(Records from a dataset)
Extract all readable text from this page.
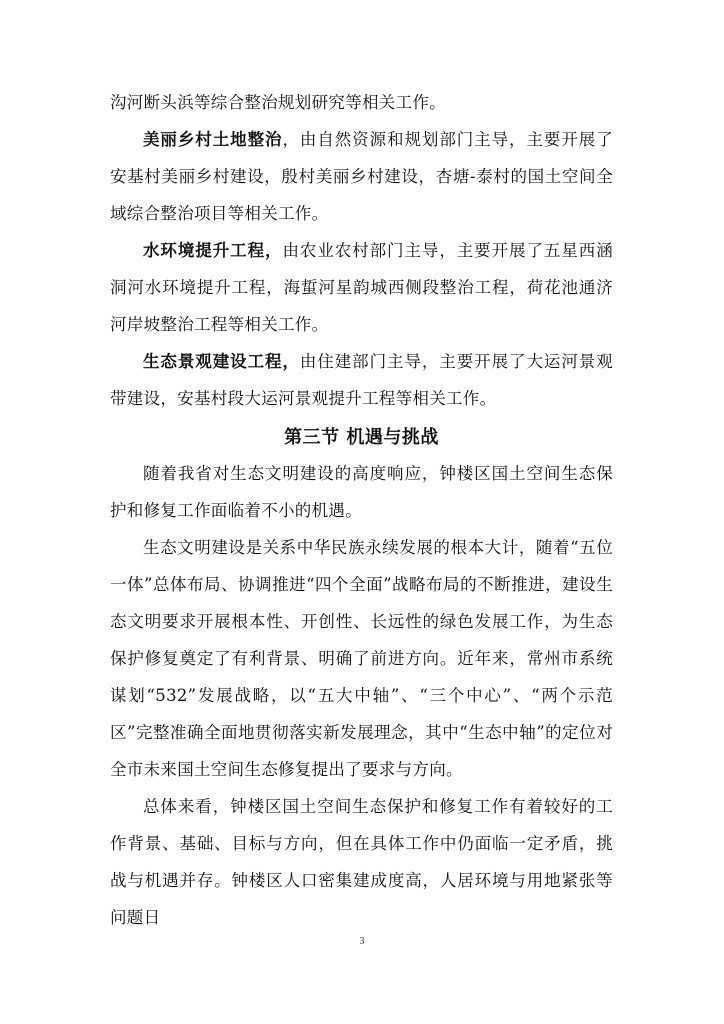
沟河断头浜等综合整治规划研究等相关工作。

美丽乡村土地整治，由自然资源和规划部门主导，主要开展了安基村美丽乡村建设，殷村美丽乡村建设，杏塘-泰村的国土空间全域综合整治项目等相关工作。

水环境提升工程，由农业农村部门主导，主要开展了五星西涵洞河水环境提升工程，海蜇河星韵城西侧段整治工程，荷花池通济河岸坡整治工程等相关工作。

生态景观建设工程，由住建部门主导，主要开展了大运河景观带建设，安基村段大运河景观提升工程等相关工作。

第三节 机遇与挑战

随着我省对生态文明建设的高度响应，钟楼区国土空间生态保护和修复工作面临着不小的机遇。

生态文明建设是关系中华民族永续发展的根本大计，随着“五位一体”总体布局、协调推进“四个全面”战略布局的不断推进，建设生态文明要求开展根本性、开创性、长远性的绿色发展工作，为生态保护修复奠定了有利背景、明确了前进方向。近年来，常州市系统谋划“532”发展战略，以“五大中轴”、“三个中心”、“两个示范区”完整准确全面地贯彻落实新发展理念，其中“生态中轴”的定位对全市未来国土空间生态修复提出了要求与方向。

总体来看，钟楼区国土空间生态保护和修复工作有着较好的工作背景、基础、目标与方向，但在具体工作中仍面临一定矛盾，挑战与机遇并存。钟楼区人口密集建成度高，人居环境与用地紧张等问题日

3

- _Task to carry out_
Copy the data exactly. Any picture it contains is to be omitted.

- _Task answer_
Extract all readable text from this page.
沟河断头浜等综合整治规划研究等相关工作。

美丽乡村土地整治，由自然资源和规划部门主导，主要开展了安基村美丽乡村建设，殷村美丽乡村建设，杏塘-泰村的国土空间全域综合整治项目等相关工作。

水环境提升工程，由农业农村部门主导，主要开展了五星西涵洞河水环境提升工程，海蜇河星韵城西侧段整治工程，荷花池通济河岸坡整治工程等相关工作。

生态景观建设工程，由住建部门主导，主要开展了大运河景观带建设，安基村段大运河景观提升工程等相关工作。

第三节 机遇与挑战

随着我省对生态文明建设的高度响应，钟楼区国土空间生态保护和修复工作面临着不小的机遇。

生态文明建设是关系中华民族永续发展的根本大计，随着“五位一体”总体布局、协调推进“四个全面”战略布局的不断推进，建设生态文明要求开展根本性、开创性、长远性的绿色发展工作，为生态保护修复奠定了有利背景、明确了前进方向。近年来，常州市系统谋划“532”发展战略，以“五大中轴”、“三个中心”、“两个示范区”完整准确全面地贯彻落实新发展理念，其中“生态中轴”的定位对全市未来国土空间生态修复提出了要求与方向。

总体来看，钟楼区国土空间生态保护和修复工作有着较好的工作背景、基础、目标与方向，但在具体工作中仍面临一定矛盾，挑战与机遇并存。钟楼区人口密集建成度高，人居环境与用地紧张等问题日

3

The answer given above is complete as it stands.